To be done:
Wherever the string "Mode" occurs in a line of these records, report that line.

(Excerpt from a dataset)
______________________________
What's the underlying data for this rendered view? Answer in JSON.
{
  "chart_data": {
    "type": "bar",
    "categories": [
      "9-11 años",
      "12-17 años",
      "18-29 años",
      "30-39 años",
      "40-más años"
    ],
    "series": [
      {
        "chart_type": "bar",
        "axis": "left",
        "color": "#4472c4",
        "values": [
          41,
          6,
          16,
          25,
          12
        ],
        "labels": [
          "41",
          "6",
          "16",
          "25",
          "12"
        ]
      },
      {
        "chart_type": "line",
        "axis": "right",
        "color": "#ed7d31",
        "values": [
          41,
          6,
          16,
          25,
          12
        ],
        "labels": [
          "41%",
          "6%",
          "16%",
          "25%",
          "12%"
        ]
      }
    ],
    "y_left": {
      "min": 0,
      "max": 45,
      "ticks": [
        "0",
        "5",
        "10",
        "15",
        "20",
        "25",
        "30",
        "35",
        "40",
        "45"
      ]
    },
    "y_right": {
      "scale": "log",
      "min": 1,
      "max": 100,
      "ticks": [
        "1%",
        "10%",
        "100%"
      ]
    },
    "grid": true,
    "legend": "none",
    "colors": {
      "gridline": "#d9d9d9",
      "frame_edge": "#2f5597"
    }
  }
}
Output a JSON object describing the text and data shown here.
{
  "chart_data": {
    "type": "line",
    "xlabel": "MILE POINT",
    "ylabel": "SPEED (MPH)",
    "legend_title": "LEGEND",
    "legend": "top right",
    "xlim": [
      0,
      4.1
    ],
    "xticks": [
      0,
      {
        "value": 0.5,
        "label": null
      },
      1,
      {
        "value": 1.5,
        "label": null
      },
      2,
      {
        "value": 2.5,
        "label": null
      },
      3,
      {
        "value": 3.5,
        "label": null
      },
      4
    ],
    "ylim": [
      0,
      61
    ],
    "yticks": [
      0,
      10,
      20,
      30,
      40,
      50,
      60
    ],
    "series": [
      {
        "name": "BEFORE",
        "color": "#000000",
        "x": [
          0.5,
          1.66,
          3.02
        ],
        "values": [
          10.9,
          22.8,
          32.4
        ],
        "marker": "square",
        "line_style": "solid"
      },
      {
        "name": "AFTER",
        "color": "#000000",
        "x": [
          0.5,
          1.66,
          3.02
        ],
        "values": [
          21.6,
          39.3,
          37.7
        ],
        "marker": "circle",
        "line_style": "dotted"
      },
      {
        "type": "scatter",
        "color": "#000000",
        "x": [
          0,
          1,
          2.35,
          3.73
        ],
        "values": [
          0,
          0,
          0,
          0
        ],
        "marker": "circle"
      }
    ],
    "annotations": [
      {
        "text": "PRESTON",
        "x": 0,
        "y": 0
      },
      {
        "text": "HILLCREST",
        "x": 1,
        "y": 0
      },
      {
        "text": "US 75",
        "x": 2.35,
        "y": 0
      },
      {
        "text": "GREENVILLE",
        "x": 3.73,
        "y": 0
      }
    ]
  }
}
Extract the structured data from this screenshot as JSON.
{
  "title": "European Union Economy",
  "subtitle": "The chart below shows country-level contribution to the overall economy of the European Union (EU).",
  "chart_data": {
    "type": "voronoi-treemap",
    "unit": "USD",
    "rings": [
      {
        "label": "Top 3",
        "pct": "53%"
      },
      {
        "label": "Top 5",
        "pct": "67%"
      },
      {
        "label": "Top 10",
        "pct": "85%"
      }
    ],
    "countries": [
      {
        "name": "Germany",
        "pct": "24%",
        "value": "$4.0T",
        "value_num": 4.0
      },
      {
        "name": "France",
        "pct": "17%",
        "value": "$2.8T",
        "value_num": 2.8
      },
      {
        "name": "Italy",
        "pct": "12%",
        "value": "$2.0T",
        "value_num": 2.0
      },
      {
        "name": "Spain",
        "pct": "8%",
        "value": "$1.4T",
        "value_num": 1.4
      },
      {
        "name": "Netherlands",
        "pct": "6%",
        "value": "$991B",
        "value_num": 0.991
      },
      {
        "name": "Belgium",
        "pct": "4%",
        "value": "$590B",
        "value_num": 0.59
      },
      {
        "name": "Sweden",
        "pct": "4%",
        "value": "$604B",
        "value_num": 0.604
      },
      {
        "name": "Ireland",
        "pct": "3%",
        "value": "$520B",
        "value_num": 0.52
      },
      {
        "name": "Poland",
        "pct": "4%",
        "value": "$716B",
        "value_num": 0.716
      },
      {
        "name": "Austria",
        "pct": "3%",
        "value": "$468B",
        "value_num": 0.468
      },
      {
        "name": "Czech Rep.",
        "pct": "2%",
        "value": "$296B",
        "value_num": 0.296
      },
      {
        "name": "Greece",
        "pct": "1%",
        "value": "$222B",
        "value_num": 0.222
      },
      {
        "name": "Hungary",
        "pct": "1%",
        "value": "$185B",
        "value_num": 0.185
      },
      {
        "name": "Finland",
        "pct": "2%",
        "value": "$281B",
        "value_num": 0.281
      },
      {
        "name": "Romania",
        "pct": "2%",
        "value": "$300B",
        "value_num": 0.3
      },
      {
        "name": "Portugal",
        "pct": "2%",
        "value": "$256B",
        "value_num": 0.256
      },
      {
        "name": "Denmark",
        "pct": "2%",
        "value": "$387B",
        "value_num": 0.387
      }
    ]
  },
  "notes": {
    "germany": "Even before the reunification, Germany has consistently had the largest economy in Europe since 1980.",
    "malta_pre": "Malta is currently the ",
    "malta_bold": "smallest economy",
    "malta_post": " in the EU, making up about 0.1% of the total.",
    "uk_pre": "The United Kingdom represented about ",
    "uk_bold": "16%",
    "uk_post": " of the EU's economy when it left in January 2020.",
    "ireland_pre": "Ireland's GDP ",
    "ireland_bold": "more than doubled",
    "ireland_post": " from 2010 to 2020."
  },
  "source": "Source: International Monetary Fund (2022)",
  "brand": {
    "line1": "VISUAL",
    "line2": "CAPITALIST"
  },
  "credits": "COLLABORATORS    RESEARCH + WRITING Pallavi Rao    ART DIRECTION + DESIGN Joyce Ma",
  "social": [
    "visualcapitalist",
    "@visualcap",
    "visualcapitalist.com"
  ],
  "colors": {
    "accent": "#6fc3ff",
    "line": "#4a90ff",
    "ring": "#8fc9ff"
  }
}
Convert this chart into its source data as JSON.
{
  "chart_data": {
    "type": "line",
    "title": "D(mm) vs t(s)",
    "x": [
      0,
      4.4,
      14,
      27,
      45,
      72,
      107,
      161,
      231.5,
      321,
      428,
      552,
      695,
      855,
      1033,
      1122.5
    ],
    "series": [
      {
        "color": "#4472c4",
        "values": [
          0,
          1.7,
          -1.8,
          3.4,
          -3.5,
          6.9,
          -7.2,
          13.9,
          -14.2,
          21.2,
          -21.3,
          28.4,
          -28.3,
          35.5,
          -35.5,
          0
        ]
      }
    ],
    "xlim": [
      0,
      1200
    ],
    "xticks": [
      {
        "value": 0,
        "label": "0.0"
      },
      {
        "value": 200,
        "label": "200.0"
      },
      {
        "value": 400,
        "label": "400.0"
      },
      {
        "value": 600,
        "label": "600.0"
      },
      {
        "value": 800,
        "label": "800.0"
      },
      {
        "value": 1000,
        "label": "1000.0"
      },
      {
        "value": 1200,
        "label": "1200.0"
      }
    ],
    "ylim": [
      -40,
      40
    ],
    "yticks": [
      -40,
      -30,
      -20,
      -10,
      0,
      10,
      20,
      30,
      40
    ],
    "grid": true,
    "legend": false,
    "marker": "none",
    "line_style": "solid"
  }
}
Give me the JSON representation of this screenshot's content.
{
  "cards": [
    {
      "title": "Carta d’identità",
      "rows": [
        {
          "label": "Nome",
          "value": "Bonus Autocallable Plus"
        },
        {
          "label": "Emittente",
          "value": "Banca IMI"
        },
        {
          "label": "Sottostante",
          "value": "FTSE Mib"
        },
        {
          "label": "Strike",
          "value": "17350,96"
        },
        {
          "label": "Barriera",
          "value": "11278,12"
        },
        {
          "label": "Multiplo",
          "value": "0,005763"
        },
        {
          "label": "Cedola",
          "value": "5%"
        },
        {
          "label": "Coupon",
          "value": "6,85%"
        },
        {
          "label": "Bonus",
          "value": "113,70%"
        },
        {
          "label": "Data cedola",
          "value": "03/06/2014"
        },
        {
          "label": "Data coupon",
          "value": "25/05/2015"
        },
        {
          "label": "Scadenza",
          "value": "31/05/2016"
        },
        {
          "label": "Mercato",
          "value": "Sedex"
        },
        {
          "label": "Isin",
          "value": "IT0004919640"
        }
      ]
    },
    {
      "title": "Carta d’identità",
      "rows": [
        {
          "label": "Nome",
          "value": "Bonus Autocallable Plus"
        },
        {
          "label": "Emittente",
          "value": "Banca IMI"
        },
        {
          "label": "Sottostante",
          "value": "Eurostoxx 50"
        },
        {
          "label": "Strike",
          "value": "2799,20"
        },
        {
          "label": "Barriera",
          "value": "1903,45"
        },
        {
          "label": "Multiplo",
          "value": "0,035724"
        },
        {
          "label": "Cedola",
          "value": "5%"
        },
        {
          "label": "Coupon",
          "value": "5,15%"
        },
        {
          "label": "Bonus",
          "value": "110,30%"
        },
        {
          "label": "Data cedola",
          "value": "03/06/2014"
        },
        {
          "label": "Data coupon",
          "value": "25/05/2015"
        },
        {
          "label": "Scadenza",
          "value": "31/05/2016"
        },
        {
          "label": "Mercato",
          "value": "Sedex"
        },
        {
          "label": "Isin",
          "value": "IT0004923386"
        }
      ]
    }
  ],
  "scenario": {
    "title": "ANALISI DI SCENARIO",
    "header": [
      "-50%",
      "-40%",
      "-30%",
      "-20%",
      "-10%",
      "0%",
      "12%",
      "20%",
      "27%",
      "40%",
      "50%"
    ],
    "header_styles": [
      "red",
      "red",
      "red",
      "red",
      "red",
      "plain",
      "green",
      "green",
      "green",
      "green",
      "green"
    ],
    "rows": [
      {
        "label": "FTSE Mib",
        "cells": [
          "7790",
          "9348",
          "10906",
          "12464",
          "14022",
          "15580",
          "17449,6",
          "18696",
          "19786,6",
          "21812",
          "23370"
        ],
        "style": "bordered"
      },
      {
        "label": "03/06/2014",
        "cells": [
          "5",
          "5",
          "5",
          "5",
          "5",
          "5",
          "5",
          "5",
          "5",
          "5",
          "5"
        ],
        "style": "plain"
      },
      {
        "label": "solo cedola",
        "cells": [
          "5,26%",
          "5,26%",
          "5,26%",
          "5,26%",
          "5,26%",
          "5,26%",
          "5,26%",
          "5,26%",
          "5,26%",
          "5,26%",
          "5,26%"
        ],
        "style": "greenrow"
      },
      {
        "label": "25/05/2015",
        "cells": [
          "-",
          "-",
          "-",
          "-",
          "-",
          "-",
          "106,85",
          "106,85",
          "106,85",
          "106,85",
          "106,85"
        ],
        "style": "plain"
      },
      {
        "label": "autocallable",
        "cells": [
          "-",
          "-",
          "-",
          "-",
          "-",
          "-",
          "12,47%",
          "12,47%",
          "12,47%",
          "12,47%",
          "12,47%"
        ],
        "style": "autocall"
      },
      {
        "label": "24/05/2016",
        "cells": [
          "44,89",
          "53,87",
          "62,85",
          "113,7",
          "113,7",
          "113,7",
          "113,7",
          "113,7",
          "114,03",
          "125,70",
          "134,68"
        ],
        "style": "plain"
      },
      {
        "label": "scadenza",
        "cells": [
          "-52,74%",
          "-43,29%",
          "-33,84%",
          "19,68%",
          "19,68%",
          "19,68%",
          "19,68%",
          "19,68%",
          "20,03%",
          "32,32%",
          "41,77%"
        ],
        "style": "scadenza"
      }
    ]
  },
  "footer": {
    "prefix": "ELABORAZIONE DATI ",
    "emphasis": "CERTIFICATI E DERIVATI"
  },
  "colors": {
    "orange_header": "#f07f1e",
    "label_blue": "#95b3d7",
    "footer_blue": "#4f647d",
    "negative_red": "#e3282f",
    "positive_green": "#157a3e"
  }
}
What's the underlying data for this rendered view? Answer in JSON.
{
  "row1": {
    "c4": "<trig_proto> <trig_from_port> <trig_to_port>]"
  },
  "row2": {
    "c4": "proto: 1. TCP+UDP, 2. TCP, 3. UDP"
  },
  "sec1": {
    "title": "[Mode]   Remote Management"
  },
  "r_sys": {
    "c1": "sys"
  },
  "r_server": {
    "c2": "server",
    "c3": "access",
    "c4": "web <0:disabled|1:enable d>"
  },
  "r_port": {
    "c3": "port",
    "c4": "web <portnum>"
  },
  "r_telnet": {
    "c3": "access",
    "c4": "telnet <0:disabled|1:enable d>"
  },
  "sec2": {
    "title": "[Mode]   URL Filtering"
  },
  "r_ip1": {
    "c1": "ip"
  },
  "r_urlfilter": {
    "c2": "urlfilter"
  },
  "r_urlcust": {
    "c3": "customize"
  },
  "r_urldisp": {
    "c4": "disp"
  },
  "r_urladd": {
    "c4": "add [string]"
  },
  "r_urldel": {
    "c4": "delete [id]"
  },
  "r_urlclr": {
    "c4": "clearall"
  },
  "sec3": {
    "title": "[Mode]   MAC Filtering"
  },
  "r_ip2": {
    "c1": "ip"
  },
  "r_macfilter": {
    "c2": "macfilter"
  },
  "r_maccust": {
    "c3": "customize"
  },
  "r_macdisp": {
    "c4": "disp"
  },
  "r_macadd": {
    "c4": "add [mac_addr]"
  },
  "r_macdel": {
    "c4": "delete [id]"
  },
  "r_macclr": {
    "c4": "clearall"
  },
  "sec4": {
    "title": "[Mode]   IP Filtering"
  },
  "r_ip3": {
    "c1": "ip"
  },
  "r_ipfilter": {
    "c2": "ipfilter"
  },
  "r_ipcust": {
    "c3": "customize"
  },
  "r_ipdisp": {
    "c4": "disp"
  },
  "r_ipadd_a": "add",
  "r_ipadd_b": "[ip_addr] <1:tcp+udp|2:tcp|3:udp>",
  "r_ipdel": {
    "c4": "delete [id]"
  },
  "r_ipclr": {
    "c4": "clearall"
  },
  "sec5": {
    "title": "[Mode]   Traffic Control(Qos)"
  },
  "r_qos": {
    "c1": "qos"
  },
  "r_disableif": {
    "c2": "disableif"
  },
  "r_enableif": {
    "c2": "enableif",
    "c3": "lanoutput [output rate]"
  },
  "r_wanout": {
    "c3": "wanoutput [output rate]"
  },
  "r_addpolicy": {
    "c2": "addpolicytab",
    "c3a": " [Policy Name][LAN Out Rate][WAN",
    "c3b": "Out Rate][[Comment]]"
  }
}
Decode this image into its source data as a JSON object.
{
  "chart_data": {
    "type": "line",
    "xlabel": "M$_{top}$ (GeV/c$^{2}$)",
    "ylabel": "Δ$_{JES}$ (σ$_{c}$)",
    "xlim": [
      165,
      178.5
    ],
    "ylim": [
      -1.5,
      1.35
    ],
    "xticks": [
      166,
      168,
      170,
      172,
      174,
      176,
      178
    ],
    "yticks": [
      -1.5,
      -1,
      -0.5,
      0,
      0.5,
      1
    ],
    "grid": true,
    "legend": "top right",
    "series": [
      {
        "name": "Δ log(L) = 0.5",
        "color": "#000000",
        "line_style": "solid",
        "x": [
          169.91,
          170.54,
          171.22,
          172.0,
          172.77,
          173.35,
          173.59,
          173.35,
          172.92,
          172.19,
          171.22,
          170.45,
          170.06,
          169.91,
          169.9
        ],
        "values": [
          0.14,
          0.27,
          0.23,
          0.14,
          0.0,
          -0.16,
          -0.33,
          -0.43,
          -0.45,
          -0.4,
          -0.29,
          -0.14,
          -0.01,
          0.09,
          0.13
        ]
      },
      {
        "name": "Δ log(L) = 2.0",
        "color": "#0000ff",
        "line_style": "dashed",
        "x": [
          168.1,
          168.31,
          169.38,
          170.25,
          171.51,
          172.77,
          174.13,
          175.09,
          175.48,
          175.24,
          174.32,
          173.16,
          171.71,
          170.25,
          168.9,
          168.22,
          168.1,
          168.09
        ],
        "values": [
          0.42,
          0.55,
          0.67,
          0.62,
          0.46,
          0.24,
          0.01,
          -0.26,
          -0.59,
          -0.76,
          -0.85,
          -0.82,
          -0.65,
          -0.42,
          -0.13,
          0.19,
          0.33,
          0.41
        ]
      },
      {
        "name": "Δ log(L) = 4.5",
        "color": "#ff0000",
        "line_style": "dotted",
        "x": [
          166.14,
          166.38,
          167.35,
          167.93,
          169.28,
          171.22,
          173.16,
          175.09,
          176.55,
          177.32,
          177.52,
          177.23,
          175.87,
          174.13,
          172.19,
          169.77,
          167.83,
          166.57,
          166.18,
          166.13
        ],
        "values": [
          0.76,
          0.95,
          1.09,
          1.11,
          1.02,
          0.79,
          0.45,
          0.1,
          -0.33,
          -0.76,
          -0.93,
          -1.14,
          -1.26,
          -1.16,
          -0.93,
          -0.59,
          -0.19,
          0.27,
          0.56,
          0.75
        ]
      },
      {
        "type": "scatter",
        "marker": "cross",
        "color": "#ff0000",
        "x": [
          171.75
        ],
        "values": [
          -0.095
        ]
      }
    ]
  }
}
______________________________
Solution to this exercise:
    "title": "[Mode]   Remote Management"
    "title": "[Mode]   URL Filtering"
    "title": "[Mode]   MAC Filtering"
    "title": "[Mode]   IP Filtering"
    "title": "[Mode]   Traffic Control(Qos)"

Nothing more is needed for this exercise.